### What you will do:
Which lines hold the string "data"? Copy every one of them.

### Figure content listings:
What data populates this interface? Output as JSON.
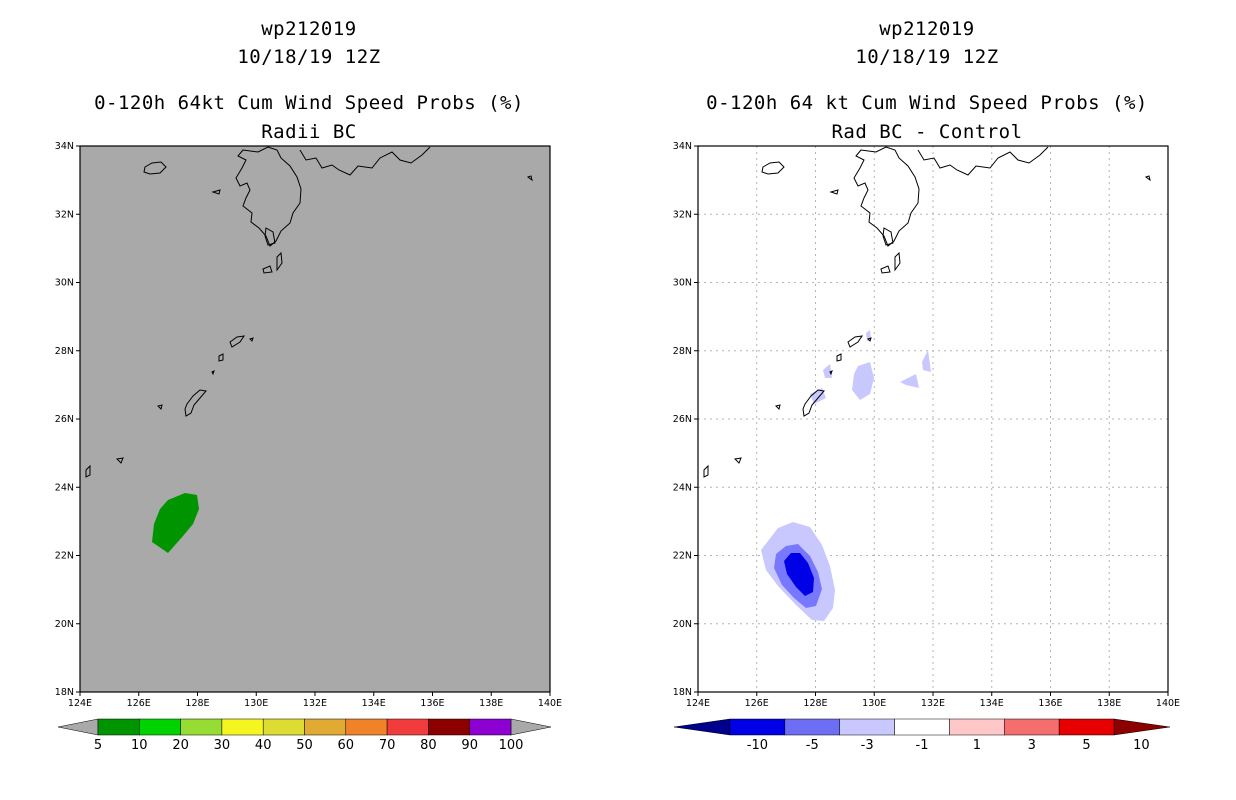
{
  "left_panel": {
    "title_line1": "wp212019",
    "title_line2": "10/18/19 12Z",
    "title_line3": "0-120h 64kt Cum Wind Speed Probs (%)",
    "title_line4": "Radii BC",
    "map_background": "#a9a9a9",
    "probability_area": {
      "color": "#009400",
      "category": "5-10%"
    },
    "colorbar": {
      "colors": [
        "#009400",
        "#00d200",
        "#96dc32",
        "#f5f522",
        "#dcdc32",
        "#e1aa32",
        "#f08228",
        "#f03c3c",
        "#8c0000",
        "#8c00d2"
      ],
      "labels": [
        "5",
        "10",
        "20",
        "30",
        "40",
        "50",
        "60",
        "70",
        "80",
        "90",
        "100"
      ]
    }
  },
  "right_panel": {
    "title_line1": "wp212019",
    "title_line2": "10/18/19 12Z",
    "title_line3": "0-120h 64 kt Cum Wind Speed Probs (%)",
    "title_line4": "Rad BC - Control",
    "map_background": "#ffffff",
    "contour_colors": {
      "minus1_to_minus3": "#c8c8ff",
      "minus3_to_minus5": "#7878ff",
      "minus5_to_minus10": "#0000e6"
    },
    "colorbar": {
      "colors": [
        "#00008c",
        "#0000e6",
        "#6e6ef5",
        "#c8c8ff",
        "#ffffff",
        "#ffc8c8",
        "#f56e6e",
        "#e60000",
        "#8c0000"
      ],
      "labels": [
        "-10",
        "-5",
        "-3",
        "-1",
        "1",
        "3",
        "5",
        "10"
      ]
    }
  },
  "axes": {
    "lon_labels": [
      "124E",
      "126E",
      "128E",
      "130E",
      "132E",
      "134E",
      "136E",
      "138E",
      "140E"
    ],
    "lat_labels": [
      "18N",
      "20N",
      "22N",
      "24N",
      "26N",
      "28N",
      "30N",
      "32N",
      "34N"
    ]
  }
}
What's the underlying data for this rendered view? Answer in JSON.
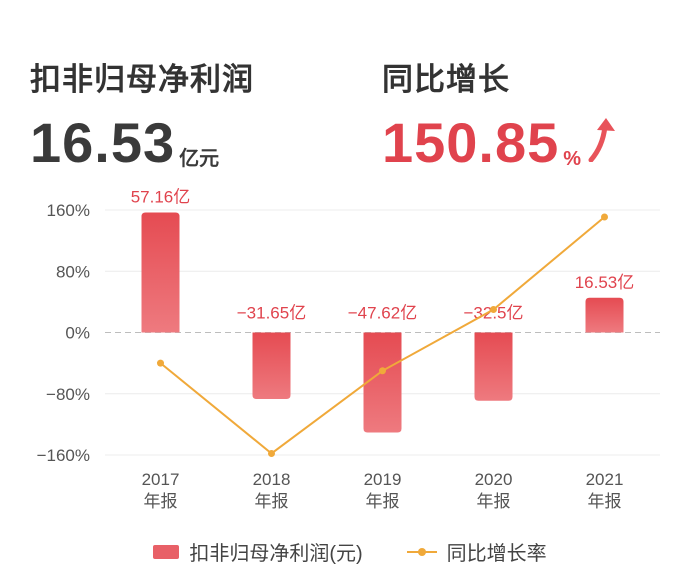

### Final answer:
What data populates this interface? Output as JSON.
What's the underlying data for this rendered view? Answer in JSON.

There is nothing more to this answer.